■ INFORMATION GIVEN:
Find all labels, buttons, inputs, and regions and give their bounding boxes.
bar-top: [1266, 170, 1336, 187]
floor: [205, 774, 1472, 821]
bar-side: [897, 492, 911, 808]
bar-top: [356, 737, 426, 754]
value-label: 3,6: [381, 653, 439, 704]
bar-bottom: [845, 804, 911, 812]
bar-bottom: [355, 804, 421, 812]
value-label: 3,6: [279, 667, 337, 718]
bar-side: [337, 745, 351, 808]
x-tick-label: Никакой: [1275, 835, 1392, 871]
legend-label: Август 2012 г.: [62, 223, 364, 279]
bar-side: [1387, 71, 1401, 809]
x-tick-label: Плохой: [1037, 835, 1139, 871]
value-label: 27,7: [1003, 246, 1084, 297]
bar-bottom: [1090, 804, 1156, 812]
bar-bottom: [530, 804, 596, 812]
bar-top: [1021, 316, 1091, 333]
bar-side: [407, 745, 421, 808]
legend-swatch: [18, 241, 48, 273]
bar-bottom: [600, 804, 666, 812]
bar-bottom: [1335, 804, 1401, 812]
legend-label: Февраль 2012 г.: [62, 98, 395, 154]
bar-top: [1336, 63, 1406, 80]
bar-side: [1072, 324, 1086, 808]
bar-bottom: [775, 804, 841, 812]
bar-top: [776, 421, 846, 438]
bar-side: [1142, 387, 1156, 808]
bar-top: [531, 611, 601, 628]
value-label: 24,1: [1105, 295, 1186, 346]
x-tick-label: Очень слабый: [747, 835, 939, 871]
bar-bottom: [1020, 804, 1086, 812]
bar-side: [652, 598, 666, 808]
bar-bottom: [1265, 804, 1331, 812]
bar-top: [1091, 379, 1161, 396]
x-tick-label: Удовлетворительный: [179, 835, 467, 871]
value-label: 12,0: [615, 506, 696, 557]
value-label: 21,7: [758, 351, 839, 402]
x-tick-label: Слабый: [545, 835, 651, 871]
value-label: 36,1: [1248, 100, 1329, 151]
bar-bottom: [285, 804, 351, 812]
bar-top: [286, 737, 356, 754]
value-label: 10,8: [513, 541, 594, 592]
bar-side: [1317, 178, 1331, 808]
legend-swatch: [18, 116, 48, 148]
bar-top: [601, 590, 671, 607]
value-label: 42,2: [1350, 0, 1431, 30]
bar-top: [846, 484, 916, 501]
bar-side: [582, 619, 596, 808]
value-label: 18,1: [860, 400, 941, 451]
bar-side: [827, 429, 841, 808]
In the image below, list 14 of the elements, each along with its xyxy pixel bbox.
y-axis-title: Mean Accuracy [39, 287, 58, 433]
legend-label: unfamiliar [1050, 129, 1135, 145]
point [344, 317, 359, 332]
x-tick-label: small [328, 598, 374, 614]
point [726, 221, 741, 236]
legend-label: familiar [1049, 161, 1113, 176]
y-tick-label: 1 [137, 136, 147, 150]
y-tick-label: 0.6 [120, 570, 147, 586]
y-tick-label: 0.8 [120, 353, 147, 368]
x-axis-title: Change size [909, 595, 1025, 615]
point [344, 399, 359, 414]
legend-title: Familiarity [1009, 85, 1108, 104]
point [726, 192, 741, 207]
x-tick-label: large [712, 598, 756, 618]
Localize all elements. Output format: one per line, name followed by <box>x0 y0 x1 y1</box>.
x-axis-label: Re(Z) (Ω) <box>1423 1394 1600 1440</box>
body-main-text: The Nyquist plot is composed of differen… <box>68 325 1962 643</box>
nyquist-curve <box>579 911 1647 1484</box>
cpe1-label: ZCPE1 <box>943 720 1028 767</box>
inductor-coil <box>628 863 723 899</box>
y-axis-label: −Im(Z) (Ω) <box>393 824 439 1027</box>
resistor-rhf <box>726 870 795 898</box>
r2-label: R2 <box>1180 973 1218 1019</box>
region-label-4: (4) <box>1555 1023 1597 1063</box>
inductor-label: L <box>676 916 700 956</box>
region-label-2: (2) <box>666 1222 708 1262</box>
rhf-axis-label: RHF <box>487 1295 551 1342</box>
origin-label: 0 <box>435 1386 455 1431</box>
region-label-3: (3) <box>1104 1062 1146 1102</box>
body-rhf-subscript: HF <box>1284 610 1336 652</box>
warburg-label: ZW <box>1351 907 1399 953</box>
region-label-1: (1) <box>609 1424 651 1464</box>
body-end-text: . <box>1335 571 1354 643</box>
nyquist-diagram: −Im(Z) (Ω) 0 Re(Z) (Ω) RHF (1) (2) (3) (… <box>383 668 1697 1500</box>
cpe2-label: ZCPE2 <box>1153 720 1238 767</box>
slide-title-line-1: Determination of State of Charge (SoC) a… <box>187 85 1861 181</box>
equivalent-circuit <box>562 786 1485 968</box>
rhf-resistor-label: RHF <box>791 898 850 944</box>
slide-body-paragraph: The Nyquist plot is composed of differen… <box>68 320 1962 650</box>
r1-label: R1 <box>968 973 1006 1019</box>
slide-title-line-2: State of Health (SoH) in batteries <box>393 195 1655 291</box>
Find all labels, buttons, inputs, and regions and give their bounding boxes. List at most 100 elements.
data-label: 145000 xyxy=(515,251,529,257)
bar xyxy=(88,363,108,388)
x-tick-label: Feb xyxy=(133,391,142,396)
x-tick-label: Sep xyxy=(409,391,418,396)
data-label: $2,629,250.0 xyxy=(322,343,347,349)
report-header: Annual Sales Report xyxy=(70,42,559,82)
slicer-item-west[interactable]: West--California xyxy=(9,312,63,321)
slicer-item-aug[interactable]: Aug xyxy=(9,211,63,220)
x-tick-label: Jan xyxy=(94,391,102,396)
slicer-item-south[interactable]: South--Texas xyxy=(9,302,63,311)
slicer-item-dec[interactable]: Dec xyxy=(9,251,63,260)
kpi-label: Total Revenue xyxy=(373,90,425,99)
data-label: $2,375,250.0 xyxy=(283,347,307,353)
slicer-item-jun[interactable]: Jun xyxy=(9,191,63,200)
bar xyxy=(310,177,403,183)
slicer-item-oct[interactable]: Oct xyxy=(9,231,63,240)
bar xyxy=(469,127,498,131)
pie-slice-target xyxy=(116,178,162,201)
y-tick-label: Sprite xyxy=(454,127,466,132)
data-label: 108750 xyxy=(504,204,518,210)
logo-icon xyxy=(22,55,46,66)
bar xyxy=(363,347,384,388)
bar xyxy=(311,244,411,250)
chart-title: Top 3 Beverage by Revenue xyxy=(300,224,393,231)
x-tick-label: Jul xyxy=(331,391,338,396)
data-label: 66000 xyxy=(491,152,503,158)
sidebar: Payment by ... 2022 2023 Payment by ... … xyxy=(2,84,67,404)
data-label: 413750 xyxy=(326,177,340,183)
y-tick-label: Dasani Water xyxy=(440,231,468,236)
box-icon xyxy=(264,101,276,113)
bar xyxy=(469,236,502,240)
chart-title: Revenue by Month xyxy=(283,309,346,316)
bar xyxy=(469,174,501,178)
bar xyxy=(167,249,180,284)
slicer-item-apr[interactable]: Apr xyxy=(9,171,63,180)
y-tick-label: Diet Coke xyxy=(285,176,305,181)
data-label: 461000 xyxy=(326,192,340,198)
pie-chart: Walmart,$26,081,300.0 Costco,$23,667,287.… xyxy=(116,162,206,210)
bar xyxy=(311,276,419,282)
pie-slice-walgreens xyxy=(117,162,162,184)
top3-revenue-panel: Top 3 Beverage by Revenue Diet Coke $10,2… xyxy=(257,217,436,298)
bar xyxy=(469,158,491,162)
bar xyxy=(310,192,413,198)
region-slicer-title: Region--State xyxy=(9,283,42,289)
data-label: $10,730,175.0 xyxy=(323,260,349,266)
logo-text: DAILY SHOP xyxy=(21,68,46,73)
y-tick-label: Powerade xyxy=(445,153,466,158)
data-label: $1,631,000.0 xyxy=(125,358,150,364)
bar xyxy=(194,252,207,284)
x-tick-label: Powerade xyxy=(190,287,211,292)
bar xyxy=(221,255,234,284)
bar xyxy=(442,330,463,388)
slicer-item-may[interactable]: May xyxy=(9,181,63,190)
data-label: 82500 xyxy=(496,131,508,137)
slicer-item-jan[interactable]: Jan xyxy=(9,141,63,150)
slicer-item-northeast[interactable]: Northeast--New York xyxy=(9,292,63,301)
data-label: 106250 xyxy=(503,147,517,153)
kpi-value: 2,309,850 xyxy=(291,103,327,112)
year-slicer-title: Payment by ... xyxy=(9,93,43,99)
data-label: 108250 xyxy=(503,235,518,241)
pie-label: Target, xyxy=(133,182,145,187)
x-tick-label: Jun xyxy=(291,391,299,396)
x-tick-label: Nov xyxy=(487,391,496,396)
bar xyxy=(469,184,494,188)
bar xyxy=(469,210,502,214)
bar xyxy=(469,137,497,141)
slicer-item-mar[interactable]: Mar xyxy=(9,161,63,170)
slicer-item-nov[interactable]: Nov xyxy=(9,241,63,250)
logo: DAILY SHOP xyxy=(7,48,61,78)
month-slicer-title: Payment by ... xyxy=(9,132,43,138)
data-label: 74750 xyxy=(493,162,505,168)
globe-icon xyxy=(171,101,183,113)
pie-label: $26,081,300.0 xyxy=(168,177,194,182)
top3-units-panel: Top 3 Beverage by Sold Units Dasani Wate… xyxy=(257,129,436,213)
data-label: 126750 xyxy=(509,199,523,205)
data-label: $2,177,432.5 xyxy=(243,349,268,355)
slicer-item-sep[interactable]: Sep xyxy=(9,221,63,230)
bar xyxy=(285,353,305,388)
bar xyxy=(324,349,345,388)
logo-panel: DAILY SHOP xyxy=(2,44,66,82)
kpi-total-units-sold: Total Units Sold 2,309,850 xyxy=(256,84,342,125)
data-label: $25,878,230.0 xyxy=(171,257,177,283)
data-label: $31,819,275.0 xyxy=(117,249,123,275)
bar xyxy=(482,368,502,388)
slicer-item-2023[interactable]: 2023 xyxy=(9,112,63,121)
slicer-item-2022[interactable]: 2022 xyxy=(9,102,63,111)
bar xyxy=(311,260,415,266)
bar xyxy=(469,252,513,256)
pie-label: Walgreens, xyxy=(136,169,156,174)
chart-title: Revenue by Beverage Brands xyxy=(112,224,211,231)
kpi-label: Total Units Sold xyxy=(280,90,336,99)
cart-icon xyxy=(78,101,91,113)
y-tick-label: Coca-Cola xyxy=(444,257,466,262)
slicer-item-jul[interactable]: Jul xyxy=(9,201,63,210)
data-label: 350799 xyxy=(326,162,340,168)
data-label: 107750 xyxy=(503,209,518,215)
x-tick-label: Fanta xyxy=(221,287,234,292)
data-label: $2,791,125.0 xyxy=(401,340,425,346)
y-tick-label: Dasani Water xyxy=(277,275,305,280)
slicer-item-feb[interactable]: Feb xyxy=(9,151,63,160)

■ REQUIRED WORK: Convert the lines from the start of the records through the line with "bar-side: [1317, 178, 1331, 808]" into a JSON list of strings, with one string per line and blank lines left out.

■ PROBLEM SOLUTION:
[
  "Find all labels, buttons, inputs, and regions and give their bounding boxes.",
  "bar-top: [1266, 170, 1336, 187]",
  "floor: [205, 774, 1472, 821]",
  "bar-side: [897, 492, 911, 808]",
  "bar-top: [356, 737, 426, 754]",
  "value-label: 3,6: [381, 653, 439, 704]",
  "bar-bottom: [845, 804, 911, 812]",
  "bar-bottom: [355, 804, 421, 812]",
  "value-label: 3,6: [279, 667, 337, 718]",
  "bar-side: [337, 745, 351, 808]",
  "x-tick-label: Никакой: [1275, 835, 1392, 871]",
  "legend-label: Август 2012 г.: [62, 223, 364, 279]",
  "bar-side: [1387, 71, 1401, 809]",
  "x-tick-label: Плохой: [1037, 835, 1139, 871]",
  "value-label: 27,7: [1003, 246, 1084, 297]",
  "bar-bottom: [1090, 804, 1156, 812]",
  "bar-bottom: [530, 804, 596, 812]",
  "bar-top: [1021, 316, 1091, 333]",
  "bar-side: [407, 745, 421, 808]",
  "legend-swatch: [18, 241, 48, 273]",
  "bar-bottom: [600, 804, 666, 812]",
  "bar-bottom: [1335, 804, 1401, 812]",
  "legend-label: Февраль 2012 г.: [62, 98, 395, 154]",
  "bar-top: [1336, 63, 1406, 80]",
  "bar-side: [1072, 324, 1086, 808]",
  "bar-bottom: [775, 804, 841, 812]",
  "bar-top: [776, 421, 846, 438]",
  "bar-side: [1142, 387, 1156, 808]",
  "bar-top: [531, 611, 601, 628]",
  "value-label: 24,1: [1105, 295, 1186, 346]",
  "x-tick-label: Очень слабый: [747, 835, 939, 871]",
  "bar-bottom: [1020, 804, 1086, 812]",
  "bar-side: [652, 598, 666, 808]",
  "bar-bottom: [1265, 804, 1331, 812]",
  "bar-top: [1091, 379, 1161, 396]",
  "x-tick-label: Удовлетворительный: [179, 835, 467, 871]",
  "value-label: 12,0: [615, 506, 696, 557]",
  "value-label: 21,7: [758, 351, 839, 402]",
  "x-tick-label: Слабый: [545, 835, 651, 871]",
  "value-label: 36,1: [1248, 100, 1329, 151]",
  "bar-bottom: [285, 804, 351, 812]",
  "bar-top: [286, 737, 356, 754]",
  "value-label: 10,8: [513, 541, 594, 592]",
  "bar-side: [1317, 178, 1331, 808]"
]